Given exercise: Pictures do not belong in your copy. Repeat all the other data exactly.

The data:
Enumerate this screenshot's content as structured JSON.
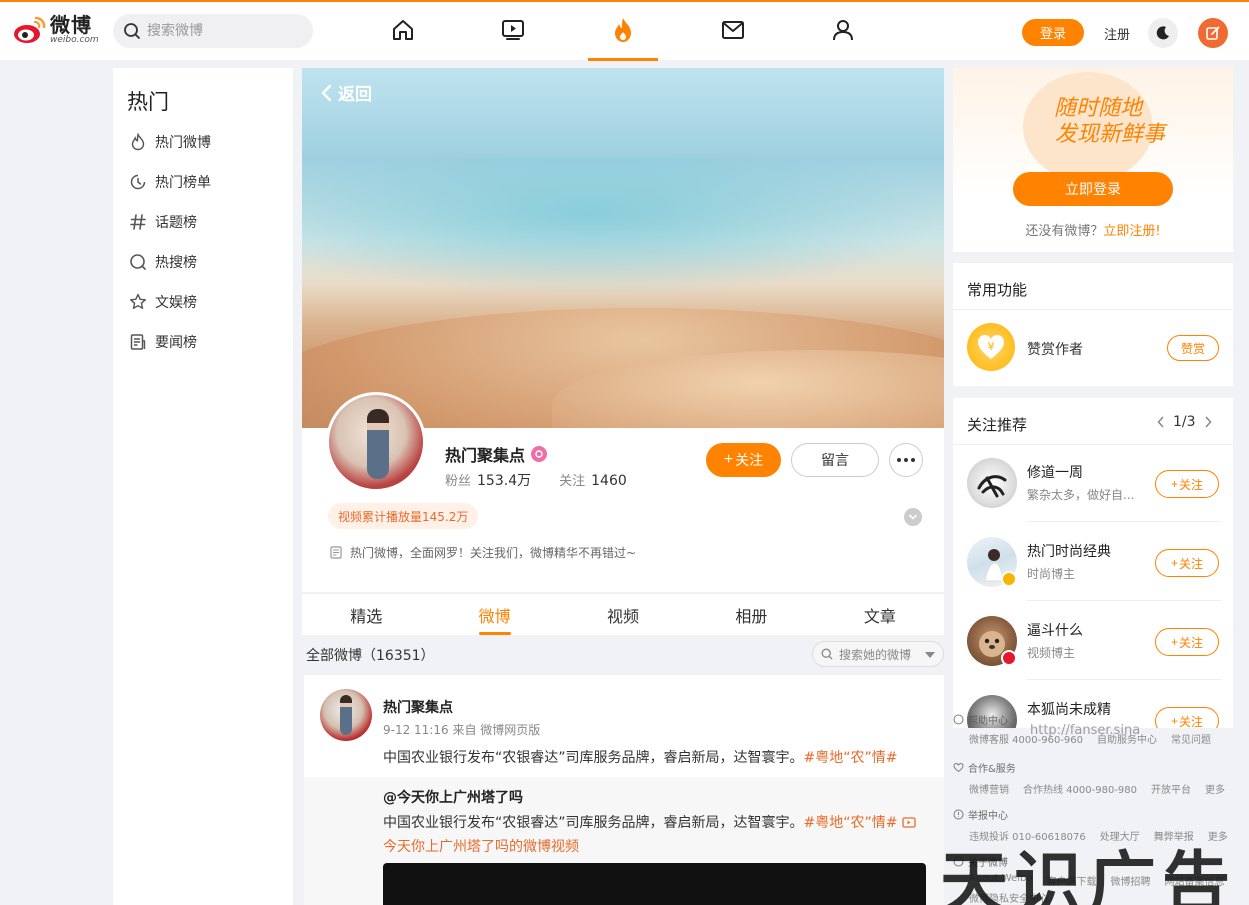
{
  "header": {
    "logo_cn": "微博",
    "logo_en": "weibo.com",
    "search_placeholder": "搜索微博",
    "login": "登录",
    "register": "注册"
  },
  "sidebar": {
    "title": "热门",
    "items": [
      {
        "label": "热门微博",
        "icon": "flame-icon"
      },
      {
        "label": "热门榜单",
        "icon": "clock-icon"
      },
      {
        "label": "话题榜",
        "icon": "hashtag-icon"
      },
      {
        "label": "热搜榜",
        "icon": "search-icon"
      },
      {
        "label": "文娱榜",
        "icon": "star-icon"
      },
      {
        "label": "要闻榜",
        "icon": "news-icon"
      }
    ]
  },
  "profile": {
    "back": "返回",
    "name": "热门聚集点",
    "fans_label": "粉丝",
    "fans": "153.4万",
    "follow_label": "关注",
    "follow": "1460",
    "follow_btn": "关注",
    "message_btn": "留言",
    "play_badge": "视频累计播放量145.2万",
    "bio": "热门微博，全面网罗！关注我们，微博精华不再错过~"
  },
  "tabs": [
    "精选",
    "微博",
    "视频",
    "相册",
    "文章"
  ],
  "active_tab": 1,
  "feed": {
    "all_label": "全部微博（16351）",
    "search_placeholder": "搜索她的微博"
  },
  "post": {
    "author": "热门聚集点",
    "meta": "9-12 11:16 来自 微博网页版",
    "text": "中国农业银行发布“农银睿达”司库服务品牌，睿启新局，达智寰宇。",
    "tag": "#粤地“农”情#",
    "repost_author": "@今天你上广州塔了吗",
    "repost_text": "中国农业银行发布“农银睿达”司库服务品牌，睿启新局，达智寰宇。",
    "repost_tag": "#粤地“农”情#",
    "repost_video_link": "今天你上广州塔了吗的微博视频"
  },
  "right": {
    "slogan_1": "随时随地",
    "slogan_2": "发现新鲜事",
    "quick_login": "立即登录",
    "no_account": "还没有微博？",
    "register_now": "立即注册!",
    "func_title": "常用功能",
    "reward_label": "赞赏作者",
    "reward_btn": "赞赏",
    "rec_title": "关注推荐",
    "pager": "1/3",
    "follow_btn": "关注",
    "recommendations": [
      {
        "name": "修道一周",
        "desc": "繁杂太多，做好自..."
      },
      {
        "name": "热门时尚经典",
        "desc": "时尚博主"
      },
      {
        "name": "逼斗什么",
        "desc": "视频博主"
      },
      {
        "name": "本狐尚未成精",
        "desc": ""
      }
    ]
  },
  "footer": {
    "help_title": "帮助中心",
    "help_links": [
      "微博客服 4000-960-960",
      "自助服务中心",
      "常见问题"
    ],
    "coop_title": "合作&服务",
    "coop_links": [
      "微博营销",
      "合作热线 4000-980-980",
      "开放平台",
      "更多"
    ],
    "report_title": "举报中心",
    "report_links": [
      "违规投诉 010-60618076",
      "处理大厅",
      "舞弊举报",
      "更多"
    ],
    "about_title": "关于微博",
    "about_links": [
      "About Weibo",
      "客户端下载",
      "微博招聘",
      "网站备案信息"
    ],
    "about_links2": [
      "微博隐私安全中心"
    ]
  },
  "watermark": {
    "url": "http://fanser.sina",
    "text": "天识广告"
  }
}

Answer to the exercise:
Enumerate this screenshot's content as structured JSON.
{
  "header": {
    "logo_cn": "微博",
    "logo_en": "weibo.com",
    "search_placeholder": "搜索微博",
    "login": "登录",
    "register": "注册"
  },
  "sidebar": {
    "title": "热门",
    "items": [
      {
        "label": "热门微博",
        "icon": "flame-icon"
      },
      {
        "label": "热门榜单",
        "icon": "clock-icon"
      },
      {
        "label": "话题榜",
        "icon": "hashtag-icon"
      },
      {
        "label": "热搜榜",
        "icon": "search-icon"
      },
      {
        "label": "文娱榜",
        "icon": "star-icon"
      },
      {
        "label": "要闻榜",
        "icon": "news-icon"
      }
    ]
  },
  "profile": {
    "back": "返回",
    "name": "热门聚集点",
    "fans_label": "粉丝",
    "fans": "153.4万",
    "follow_label": "关注",
    "follow": "1460",
    "follow_btn": "关注",
    "message_btn": "留言",
    "play_badge": "视频累计播放量145.2万",
    "bio": "热门微博，全面网罗！关注我们，微博精华不再错过~"
  },
  "tabs": [
    "精选",
    "微博",
    "视频",
    "相册",
    "文章"
  ],
  "active_tab": 1,
  "feed": {
    "all_label": "全部微博（16351）",
    "search_placeholder": "搜索她的微博"
  },
  "post": {
    "author": "热门聚集点",
    "meta": "9-12 11:16 来自 微博网页版",
    "text": "中国农业银行发布“农银睿达”司库服务品牌，睿启新局，达智寰宇。",
    "tag": "#粤地“农”情#",
    "repost_author": "@今天你上广州塔了吗",
    "repost_text": "中国农业银行发布“农银睿达”司库服务品牌，睿启新局，达智寰宇。",
    "repost_tag": "#粤地“农”情#",
    "repost_video_link": "今天你上广州塔了吗的微博视频"
  },
  "right": {
    "slogan_1": "随时随地",
    "slogan_2": "发现新鲜事",
    "quick_login": "立即登录",
    "no_account": "还没有微博？",
    "register_now": "立即注册!",
    "func_title": "常用功能",
    "reward_label": "赞赏作者",
    "reward_btn": "赞赏",
    "rec_title": "关注推荐",
    "pager": "1/3",
    "follow_btn": "关注",
    "recommendations": [
      {
        "name": "修道一周",
        "desc": "繁杂太多，做好自..."
      },
      {
        "name": "热门时尚经典",
        "desc": "时尚博主"
      },
      {
        "name": "逼斗什么",
        "desc": "视频博主"
      },
      {
        "name": "本狐尚未成精",
        "desc": ""
      }
    ]
  },
  "footer": {
    "help_title": "帮助中心",
    "help_links": [
      "微博客服 4000-960-960",
      "自助服务中心",
      "常见问题"
    ],
    "coop_title": "合作&服务",
    "coop_links": [
      "微博营销",
      "合作热线 4000-980-980",
      "开放平台",
      "更多"
    ],
    "report_title": "举报中心",
    "report_links": [
      "违规投诉 010-60618076",
      "处理大厅",
      "舞弊举报",
      "更多"
    ],
    "about_title": "关于微博",
    "about_links": [
      "About Weibo",
      "客户端下载",
      "微博招聘",
      "网站备案信息"
    ],
    "about_links2": [
      "微博隐私安全中心"
    ]
  },
  "watermark": {
    "url": "http://fanser.sina",
    "text": "天识广告"
  }
}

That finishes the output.